[Data items]
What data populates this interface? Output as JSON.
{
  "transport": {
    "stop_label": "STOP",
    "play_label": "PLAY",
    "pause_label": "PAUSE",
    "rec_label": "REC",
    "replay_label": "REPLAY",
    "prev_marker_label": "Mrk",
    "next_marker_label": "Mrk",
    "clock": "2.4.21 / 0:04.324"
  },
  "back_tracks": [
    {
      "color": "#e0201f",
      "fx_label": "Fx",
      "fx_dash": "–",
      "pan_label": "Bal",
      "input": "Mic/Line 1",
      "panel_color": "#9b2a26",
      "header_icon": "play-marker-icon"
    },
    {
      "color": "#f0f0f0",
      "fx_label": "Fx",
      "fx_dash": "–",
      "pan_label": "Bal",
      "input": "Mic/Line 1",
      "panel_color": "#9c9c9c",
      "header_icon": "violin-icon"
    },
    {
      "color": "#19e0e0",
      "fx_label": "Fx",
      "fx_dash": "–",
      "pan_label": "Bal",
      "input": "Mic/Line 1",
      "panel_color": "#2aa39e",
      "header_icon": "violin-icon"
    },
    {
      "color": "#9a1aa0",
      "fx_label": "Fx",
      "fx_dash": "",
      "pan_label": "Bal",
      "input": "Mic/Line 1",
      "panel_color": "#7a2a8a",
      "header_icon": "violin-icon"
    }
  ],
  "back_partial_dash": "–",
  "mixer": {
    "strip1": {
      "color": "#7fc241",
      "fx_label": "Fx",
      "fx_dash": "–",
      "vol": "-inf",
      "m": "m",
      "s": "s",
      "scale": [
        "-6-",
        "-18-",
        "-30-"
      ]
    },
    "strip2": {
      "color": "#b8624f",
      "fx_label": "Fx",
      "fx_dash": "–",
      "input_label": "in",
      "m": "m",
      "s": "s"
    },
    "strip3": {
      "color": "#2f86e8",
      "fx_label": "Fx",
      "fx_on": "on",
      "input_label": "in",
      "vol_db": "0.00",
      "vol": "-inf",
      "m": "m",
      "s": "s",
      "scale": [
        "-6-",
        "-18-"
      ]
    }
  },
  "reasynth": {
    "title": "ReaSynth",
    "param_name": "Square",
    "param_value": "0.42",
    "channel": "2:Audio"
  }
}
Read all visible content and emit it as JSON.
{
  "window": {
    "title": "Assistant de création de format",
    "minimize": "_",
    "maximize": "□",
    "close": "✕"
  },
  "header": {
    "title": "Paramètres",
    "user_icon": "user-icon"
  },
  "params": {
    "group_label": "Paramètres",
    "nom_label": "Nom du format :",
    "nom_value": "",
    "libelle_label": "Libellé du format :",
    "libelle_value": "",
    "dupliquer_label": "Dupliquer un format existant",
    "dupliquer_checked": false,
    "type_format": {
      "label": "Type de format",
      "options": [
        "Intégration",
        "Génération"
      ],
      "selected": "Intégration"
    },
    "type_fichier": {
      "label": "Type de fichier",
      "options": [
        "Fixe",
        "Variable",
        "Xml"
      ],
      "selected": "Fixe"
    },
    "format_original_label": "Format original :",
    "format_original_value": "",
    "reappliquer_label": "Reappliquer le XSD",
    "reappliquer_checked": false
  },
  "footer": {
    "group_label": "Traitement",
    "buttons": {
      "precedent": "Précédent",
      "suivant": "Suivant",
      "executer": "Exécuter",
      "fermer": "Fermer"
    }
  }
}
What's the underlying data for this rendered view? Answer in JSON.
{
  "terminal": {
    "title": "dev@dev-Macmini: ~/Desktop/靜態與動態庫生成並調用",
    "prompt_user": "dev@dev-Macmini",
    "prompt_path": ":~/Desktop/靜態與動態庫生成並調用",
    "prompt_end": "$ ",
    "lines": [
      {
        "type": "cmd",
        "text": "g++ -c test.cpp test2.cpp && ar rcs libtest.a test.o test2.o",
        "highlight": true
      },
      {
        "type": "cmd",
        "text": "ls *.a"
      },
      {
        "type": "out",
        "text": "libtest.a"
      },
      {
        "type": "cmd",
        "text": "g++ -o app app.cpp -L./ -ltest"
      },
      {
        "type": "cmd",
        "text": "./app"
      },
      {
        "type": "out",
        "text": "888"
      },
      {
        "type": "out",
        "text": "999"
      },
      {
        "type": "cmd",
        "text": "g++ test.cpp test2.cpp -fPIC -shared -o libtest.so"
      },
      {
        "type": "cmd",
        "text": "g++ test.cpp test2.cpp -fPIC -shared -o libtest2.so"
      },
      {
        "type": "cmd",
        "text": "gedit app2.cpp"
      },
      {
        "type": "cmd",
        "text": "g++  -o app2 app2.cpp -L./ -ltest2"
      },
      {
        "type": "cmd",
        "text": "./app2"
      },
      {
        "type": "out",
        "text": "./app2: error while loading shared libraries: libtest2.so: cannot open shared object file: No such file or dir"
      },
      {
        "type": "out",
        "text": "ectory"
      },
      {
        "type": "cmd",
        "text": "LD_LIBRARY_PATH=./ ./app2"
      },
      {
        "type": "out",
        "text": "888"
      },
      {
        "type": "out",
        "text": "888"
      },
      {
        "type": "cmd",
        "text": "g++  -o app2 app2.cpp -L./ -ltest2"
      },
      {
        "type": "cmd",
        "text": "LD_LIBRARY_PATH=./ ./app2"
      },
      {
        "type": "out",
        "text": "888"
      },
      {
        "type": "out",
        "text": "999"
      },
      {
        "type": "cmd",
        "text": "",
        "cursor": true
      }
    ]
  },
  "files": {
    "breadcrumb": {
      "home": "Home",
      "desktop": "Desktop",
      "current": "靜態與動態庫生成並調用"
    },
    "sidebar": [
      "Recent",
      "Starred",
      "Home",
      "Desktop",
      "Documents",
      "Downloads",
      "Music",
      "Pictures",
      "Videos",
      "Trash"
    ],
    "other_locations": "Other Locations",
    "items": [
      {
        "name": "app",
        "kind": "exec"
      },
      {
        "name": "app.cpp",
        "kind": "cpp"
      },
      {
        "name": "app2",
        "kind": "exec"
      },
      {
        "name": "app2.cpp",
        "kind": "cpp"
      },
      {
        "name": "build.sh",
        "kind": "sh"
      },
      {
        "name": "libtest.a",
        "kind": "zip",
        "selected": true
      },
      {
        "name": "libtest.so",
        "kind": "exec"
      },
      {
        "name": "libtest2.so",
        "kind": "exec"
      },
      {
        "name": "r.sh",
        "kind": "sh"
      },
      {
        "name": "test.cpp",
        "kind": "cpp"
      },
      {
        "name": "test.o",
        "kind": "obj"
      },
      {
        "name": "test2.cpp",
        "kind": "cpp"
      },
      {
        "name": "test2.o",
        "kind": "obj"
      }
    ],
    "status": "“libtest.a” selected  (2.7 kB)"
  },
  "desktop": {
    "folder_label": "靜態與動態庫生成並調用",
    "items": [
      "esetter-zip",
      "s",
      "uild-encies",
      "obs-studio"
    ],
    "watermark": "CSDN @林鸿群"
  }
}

TASK DETAILS: All of the entries above must be quoted exactly.

THE ANSWER:
What data populates this interface? Output as JSON.
{
  "transport": {
    "stop_label": "STOP",
    "play_label": "PLAY",
    "pause_label": "PAUSE",
    "rec_label": "REC",
    "replay_label": "REPLAY",
    "prev_marker_label": "Mrk",
    "next_marker_label": "Mrk",
    "clock": "2.4.21 / 0:04.324"
  },
  "back_tracks": [
    {
      "color": "#e0201f",
      "fx_label": "Fx",
      "fx_dash": "–",
      "pan_label": "Bal",
      "input": "Mic/Line 1",
      "panel_color": "#9b2a26",
      "header_icon": "play-marker-icon"
    },
    {
      "color": "#f0f0f0",
      "fx_label": "Fx",
      "fx_dash": "–",
      "pan_label": "Bal",
      "input": "Mic/Line 1",
      "panel_color": "#9c9c9c",
      "header_icon": "violin-icon"
    },
    {
      "color": "#19e0e0",
      "fx_label": "Fx",
      "fx_dash": "–",
      "pan_label": "Bal",
      "input": "Mic/Line 1",
      "panel_color": "#2aa39e",
      "header_icon": "violin-icon"
    },
    {
      "color": "#9a1aa0",
      "fx_label": "Fx",
      "fx_dash": "",
      "pan_label": "Bal",
      "input": "Mic/Line 1",
      "panel_color": "#7a2a8a",
      "header_icon": "violin-icon"
    }
  ],
  "back_partial_dash": "–",
  "mixer": {
    "strip1": {
      "color": "#7fc241",
      "fx_label": "Fx",
      "fx_dash": "–",
      "vol": "-inf",
      "m": "m",
      "s": "s",
      "scale": [
        "-6-",
        "-18-",
        "-30-"
      ]
    },
    "strip2": {
      "color": "#b8624f",
      "fx_label": "Fx",
      "fx_dash": "–",
      "input_label": "in",
      "m": "m",
      "s": "s"
    },
    "strip3": {
      "color": "#2f86e8",
      "fx_label": "Fx",
      "fx_on": "on",
      "input_label": "in",
      "vol_db": "0.00",
      "vol": "-inf",
      "m": "m",
      "s": "s",
      "scale": [
        "-6-",
        "-18-"
      ]
    }
  },
  "reasynth": {
    "title": "ReaSynth",
    "param_name": "Square",
    "param_value": "0.42",
    "channel": "2:Audio"
  }
}
Read all visible content and emit it as JSON.
{
  "window": {
    "title": "Assistant de création de format",
    "minimize": "_",
    "maximize": "□",
    "close": "✕"
  },
  "header": {
    "title": "Paramètres",
    "user_icon": "user-icon"
  },
  "params": {
    "group_label": "Paramètres",
    "nom_label": "Nom du format :",
    "nom_value": "",
    "libelle_label": "Libellé du format :",
    "libelle_value": "",
    "dupliquer_label": "Dupliquer un format existant",
    "dupliquer_checked": false,
    "type_format": {
      "label": "Type de format",
      "options": [
        "Intégration",
        "Génération"
      ],
      "selected": "Intégration"
    },
    "type_fichier": {
      "label": "Type de fichier",
      "options": [
        "Fixe",
        "Variable",
        "Xml"
      ],
      "selected": "Fixe"
    },
    "format_original_label": "Format original :",
    "format_original_value": "",
    "reappliquer_label": "Reappliquer le XSD",
    "reappliquer_checked": false
  },
  "footer": {
    "group_label": "Traitement",
    "buttons": {
      "precedent": "Précédent",
      "suivant": "Suivant",
      "executer": "Exécuter",
      "fermer": "Fermer"
    }
  }
}
What's the underlying data for this rendered view? Answer in JSON.
{
  "terminal": {
    "title": "dev@dev-Macmini: ~/Desktop/靜態與動態庫生成並調用",
    "prompt_user": "dev@dev-Macmini",
    "prompt_path": ":~/Desktop/靜態與動態庫生成並調用",
    "prompt_end": "$ ",
    "lines": [
      {
        "type": "cmd",
        "text": "g++ -c test.cpp test2.cpp && ar rcs libtest.a test.o test2.o",
        "highlight": true
      },
      {
        "type": "cmd",
        "text": "ls *.a"
      },
      {
        "type": "out",
        "text": "libtest.a"
      },
      {
        "type": "cmd",
        "text": "g++ -o app app.cpp -L./ -ltest"
      },
      {
        "type": "cmd",
        "text": "./app"
      },
      {
        "type": "out",
        "text": "888"
      },
      {
        "type": "out",
        "text": "999"
      },
      {
        "type": "cmd",
        "text": "g++ test.cpp test2.cpp -fPIC -shared -o libtest.so"
      },
      {
        "type": "cmd",
        "text": "g++ test.cpp test2.cpp -fPIC -shared -o libtest2.so"
      },
      {
        "type": "cmd",
        "text": "gedit app2.cpp"
      },
      {
        "type": "cmd",
        "text": "g++  -o app2 app2.cpp -L./ -ltest2"
      },
      {
        "type": "cmd",
        "text": "./app2"
      },
      {
        "type": "out",
        "text": "./app2: error while loading shared libraries: libtest2.so: cannot open shared object file: No such file or dir"
      },
      {
        "type": "out",
        "text": "ectory"
      },
      {
        "type": "cmd",
        "text": "LD_LIBRARY_PATH=./ ./app2"
      },
      {
        "type": "out",
        "text": "888"
      },
      {
        "type": "out",
        "text": "888"
      },
      {
        "type": "cmd",
        "text": "g++  -o app2 app2.cpp -L./ -ltest2"
      },
      {
        "type": "cmd",
        "text": "LD_LIBRARY_PATH=./ ./app2"
      },
      {
        "type": "out",
        "text": "888"
      },
      {
        "type": "out",
        "text": "999"
      },
      {
        "type": "cmd",
        "text": "",
        "cursor": true
      }
    ]
  },
  "files": {
    "breadcrumb": {
      "home": "Home",
      "desktop": "Desktop",
      "current": "靜態與動態庫生成並調用"
    },
    "sidebar": [
      "Recent",
      "Starred",
      "Home",
      "Desktop",
      "Documents",
      "Downloads",
      "Music",
      "Pictures",
      "Videos",
      "Trash"
    ],
    "other_locations": "Other Locations",
    "items": [
      {
        "name": "app",
        "kind": "exec"
      },
      {
        "name": "app.cpp",
        "kind": "cpp"
      },
      {
        "name": "app2",
        "kind": "exec"
      },
      {
        "name": "app2.cpp",
        "kind": "cpp"
      },
      {
        "name": "build.sh",
        "kind": "sh"
      },
      {
        "name": "libtest.a",
        "kind": "zip",
        "selected": true
      },
      {
        "name": "libtest.so",
        "kind": "exec"
      },
      {
        "name": "libtest2.so",
        "kind": "exec"
      },
      {
        "name": "r.sh",
        "kind": "sh"
      },
      {
        "name": "test.cpp",
        "kind": "cpp"
      },
      {
        "name": "test.o",
        "kind": "obj"
      },
      {
        "name": "test2.cpp",
        "kind": "cpp"
      },
      {
        "name": "test2.o",
        "kind": "obj"
      }
    ],
    "status": "“libtest.a” selected  (2.7 kB)"
  },
  "desktop": {
    "folder_label": "靜態與動態庫生成並調用",
    "items": [
      "esetter-zip",
      "s",
      "uild-encies",
      "obs-studio"
    ],
    "watermark": "CSDN @林鸿群"
  }
}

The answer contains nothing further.